— BEGIN Record list —

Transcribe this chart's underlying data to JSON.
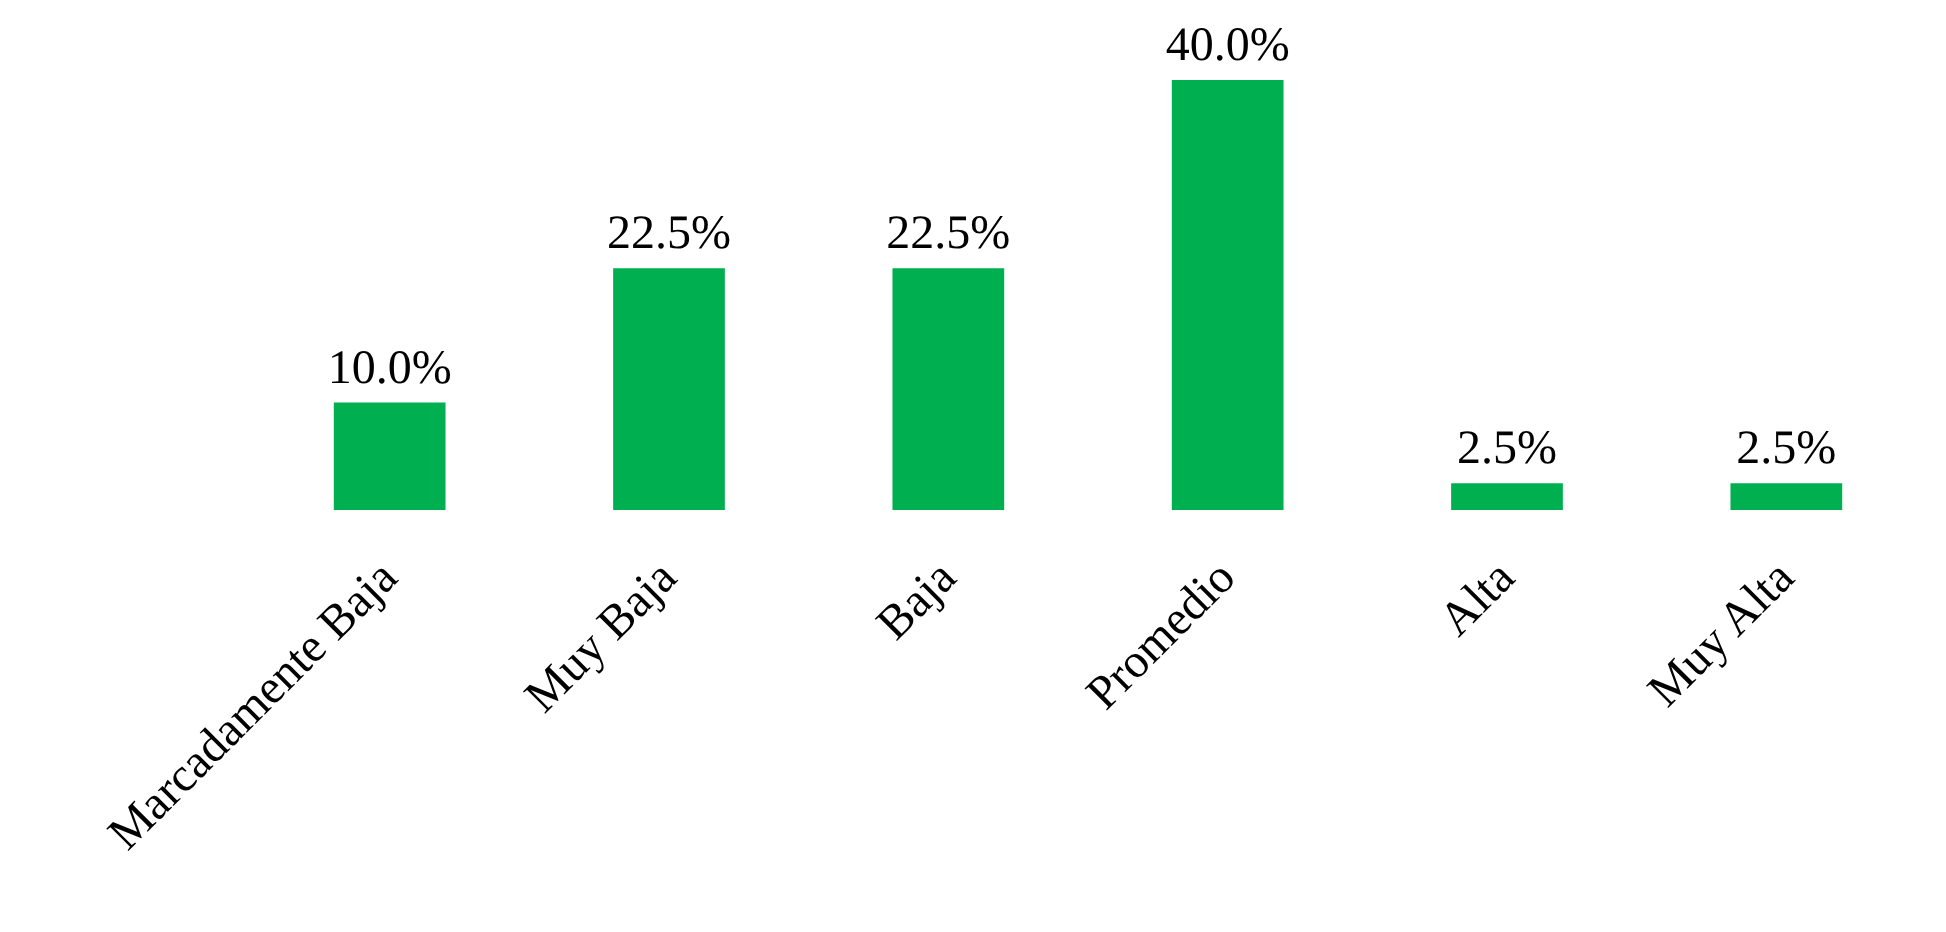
{
  "chart_data": {
    "type": "bar",
    "categories": [
      "Marcadamente Baja",
      "Muy Baja",
      "Baja",
      "Promedio",
      "Alta",
      "Muy Alta"
    ],
    "values": [
      10.0,
      22.5,
      22.5,
      40.0,
      2.5,
      2.5
    ],
    "value_labels": [
      "10.0%",
      "22.5%",
      "22.5%",
      "40.0%",
      "2.5%",
      "2.5%"
    ],
    "color": "#00b050"
  }
}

— END Record list —

Without the pictures, return all the records precisely as they stand.

Transcribe this chart's underlying data to JSON.
{
  "chart_data": {
    "type": "bar",
    "categories": [
      "Marcadamente Baja",
      "Muy Baja",
      "Baja",
      "Promedio",
      "Alta",
      "Muy Alta"
    ],
    "values": [
      10.0,
      22.5,
      22.5,
      40.0,
      2.5,
      2.5
    ],
    "value_labels": [
      "10.0%",
      "22.5%",
      "22.5%",
      "40.0%",
      "2.5%",
      "2.5%"
    ],
    "color": "#00b050"
  }
}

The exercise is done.